━━━━━ SOURCE DATA ━━━━━

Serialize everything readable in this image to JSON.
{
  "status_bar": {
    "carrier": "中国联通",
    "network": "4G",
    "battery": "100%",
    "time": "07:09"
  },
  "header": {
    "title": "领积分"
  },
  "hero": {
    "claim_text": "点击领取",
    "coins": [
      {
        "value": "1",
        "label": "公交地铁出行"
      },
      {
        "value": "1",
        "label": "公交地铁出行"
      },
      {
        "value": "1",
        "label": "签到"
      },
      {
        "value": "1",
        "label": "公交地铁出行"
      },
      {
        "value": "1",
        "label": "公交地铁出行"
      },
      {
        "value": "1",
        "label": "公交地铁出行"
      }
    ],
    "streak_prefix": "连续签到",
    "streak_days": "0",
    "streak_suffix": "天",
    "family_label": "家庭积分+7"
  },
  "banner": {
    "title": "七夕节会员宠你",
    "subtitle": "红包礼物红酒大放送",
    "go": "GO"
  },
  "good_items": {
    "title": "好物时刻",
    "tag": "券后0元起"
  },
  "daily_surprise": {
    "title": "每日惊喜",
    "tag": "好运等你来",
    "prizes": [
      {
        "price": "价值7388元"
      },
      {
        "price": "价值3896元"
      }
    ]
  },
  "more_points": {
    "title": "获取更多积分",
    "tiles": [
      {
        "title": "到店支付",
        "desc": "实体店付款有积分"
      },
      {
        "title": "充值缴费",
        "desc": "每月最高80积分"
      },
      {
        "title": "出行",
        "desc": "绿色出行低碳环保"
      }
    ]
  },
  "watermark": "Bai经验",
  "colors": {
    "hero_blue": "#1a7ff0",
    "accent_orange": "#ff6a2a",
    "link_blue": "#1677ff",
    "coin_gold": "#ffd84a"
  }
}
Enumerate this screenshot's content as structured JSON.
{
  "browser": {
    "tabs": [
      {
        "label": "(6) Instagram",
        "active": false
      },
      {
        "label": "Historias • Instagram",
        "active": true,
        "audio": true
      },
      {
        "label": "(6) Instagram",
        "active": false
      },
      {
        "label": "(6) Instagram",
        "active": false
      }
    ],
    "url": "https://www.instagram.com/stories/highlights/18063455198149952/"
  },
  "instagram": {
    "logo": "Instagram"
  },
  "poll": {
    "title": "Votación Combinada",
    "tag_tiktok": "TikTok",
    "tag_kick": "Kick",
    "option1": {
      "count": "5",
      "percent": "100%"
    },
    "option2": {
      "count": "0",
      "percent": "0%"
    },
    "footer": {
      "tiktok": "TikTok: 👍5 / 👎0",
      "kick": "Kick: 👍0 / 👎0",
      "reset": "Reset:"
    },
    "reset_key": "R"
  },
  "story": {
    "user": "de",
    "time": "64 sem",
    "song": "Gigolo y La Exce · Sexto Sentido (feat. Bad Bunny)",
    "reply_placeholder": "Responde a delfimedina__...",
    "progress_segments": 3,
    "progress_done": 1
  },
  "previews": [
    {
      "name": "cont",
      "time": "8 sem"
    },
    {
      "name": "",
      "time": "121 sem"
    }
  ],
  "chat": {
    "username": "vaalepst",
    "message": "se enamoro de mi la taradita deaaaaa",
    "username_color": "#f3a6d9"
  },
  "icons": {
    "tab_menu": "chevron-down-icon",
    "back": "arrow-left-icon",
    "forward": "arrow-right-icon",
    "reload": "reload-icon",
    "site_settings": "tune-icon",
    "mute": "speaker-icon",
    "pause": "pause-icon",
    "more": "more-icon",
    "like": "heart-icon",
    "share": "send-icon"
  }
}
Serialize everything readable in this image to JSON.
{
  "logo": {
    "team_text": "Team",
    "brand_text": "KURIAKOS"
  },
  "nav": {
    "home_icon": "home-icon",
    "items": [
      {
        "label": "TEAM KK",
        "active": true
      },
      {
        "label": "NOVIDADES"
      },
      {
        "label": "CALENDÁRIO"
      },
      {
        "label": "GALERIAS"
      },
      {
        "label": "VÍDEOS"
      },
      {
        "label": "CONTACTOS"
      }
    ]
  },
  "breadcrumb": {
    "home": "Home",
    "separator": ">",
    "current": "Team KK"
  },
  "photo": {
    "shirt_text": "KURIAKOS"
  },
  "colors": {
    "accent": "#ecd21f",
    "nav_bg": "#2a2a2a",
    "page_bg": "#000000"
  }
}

━━━━━
━━━━━ SOURCE DATA ━━━━━

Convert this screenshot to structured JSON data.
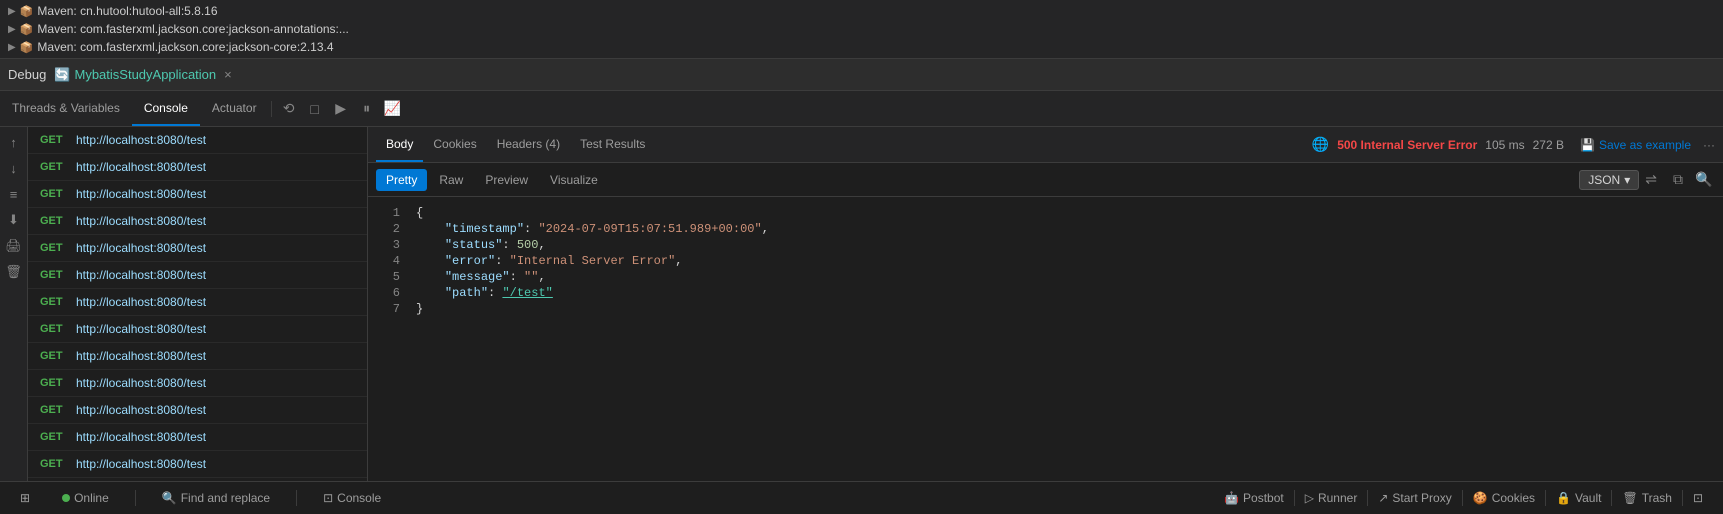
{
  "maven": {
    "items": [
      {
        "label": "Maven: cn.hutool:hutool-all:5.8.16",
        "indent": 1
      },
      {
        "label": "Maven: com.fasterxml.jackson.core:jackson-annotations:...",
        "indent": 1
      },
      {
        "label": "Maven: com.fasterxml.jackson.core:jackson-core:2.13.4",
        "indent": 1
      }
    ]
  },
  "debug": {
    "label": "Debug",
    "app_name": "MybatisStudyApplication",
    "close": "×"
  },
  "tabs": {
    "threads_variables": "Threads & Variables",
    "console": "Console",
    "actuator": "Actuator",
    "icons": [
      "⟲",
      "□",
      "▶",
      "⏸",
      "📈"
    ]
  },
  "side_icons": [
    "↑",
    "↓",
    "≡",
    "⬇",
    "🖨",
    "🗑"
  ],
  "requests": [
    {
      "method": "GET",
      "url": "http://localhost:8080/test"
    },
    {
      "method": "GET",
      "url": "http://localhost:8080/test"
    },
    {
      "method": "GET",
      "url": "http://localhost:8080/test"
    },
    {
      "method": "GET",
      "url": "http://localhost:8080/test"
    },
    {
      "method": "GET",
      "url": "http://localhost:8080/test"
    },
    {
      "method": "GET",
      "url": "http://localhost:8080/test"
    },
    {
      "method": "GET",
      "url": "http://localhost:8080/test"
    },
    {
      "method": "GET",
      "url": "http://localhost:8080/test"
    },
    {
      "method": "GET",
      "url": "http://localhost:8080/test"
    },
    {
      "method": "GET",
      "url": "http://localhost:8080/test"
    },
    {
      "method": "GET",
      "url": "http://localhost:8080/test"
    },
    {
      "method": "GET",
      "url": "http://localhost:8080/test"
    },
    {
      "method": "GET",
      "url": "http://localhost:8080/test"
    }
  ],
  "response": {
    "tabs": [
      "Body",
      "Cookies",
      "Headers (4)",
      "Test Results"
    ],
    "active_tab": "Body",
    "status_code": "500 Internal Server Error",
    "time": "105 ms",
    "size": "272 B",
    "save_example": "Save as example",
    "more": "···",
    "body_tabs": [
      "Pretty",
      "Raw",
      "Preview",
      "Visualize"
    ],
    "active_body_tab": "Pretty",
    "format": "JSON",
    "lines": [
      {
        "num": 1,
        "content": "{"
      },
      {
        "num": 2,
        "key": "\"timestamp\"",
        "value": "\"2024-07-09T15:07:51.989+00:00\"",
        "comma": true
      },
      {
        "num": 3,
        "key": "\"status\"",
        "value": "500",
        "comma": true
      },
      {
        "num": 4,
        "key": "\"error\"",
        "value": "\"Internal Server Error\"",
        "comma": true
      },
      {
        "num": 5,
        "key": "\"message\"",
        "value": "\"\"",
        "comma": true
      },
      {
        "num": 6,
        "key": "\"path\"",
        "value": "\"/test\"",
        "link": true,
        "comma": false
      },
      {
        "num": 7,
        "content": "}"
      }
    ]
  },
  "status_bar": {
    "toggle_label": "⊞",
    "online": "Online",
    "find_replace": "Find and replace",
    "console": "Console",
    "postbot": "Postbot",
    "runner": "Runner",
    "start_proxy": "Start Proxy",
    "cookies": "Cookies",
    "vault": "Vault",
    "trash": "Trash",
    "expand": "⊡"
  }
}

━━━━━
━━━━━ SOURCE DATA ━━━━━

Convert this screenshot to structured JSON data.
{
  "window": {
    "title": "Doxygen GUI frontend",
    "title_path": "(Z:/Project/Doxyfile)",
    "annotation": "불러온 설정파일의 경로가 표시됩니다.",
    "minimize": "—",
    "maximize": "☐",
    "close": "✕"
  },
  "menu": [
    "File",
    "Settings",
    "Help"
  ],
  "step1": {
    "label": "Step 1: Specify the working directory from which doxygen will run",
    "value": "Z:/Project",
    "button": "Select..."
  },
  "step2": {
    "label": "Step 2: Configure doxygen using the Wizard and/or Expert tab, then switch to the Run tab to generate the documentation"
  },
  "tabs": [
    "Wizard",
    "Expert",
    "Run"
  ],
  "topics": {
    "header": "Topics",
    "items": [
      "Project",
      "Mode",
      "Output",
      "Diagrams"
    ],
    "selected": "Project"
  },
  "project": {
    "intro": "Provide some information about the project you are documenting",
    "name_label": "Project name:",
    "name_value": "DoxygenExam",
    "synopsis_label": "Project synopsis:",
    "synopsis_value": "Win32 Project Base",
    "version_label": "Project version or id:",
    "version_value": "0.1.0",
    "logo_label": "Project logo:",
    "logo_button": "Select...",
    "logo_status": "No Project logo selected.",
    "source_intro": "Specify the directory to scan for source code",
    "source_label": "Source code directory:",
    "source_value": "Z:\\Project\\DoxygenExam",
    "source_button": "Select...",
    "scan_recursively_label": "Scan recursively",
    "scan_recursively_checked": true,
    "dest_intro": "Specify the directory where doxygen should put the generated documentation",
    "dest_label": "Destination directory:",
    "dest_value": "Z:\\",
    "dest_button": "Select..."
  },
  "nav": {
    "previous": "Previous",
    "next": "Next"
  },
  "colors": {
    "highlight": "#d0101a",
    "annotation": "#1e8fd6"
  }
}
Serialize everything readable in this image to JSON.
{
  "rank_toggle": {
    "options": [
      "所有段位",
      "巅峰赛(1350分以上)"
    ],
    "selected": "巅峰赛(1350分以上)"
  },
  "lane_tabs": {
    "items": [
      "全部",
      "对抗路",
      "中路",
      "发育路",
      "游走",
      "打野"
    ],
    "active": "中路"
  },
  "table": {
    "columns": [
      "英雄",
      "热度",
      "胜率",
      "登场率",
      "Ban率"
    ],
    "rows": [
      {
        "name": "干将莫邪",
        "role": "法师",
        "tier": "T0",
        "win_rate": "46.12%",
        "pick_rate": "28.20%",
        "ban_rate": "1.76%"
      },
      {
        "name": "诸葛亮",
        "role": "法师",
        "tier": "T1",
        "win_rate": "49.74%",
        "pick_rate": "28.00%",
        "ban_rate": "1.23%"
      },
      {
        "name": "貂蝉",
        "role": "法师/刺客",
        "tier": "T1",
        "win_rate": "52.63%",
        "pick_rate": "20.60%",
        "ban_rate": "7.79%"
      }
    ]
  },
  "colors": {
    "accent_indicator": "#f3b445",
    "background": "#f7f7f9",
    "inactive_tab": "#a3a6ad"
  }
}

━━━━━

#### EXERCISE TASK:
Check every line of the data, and copy the ones that contain "message".

#### TASK OUTPUT:
    "message": "se enamoro de mi la taradita deaaaaa",
        "key": "\"message\"",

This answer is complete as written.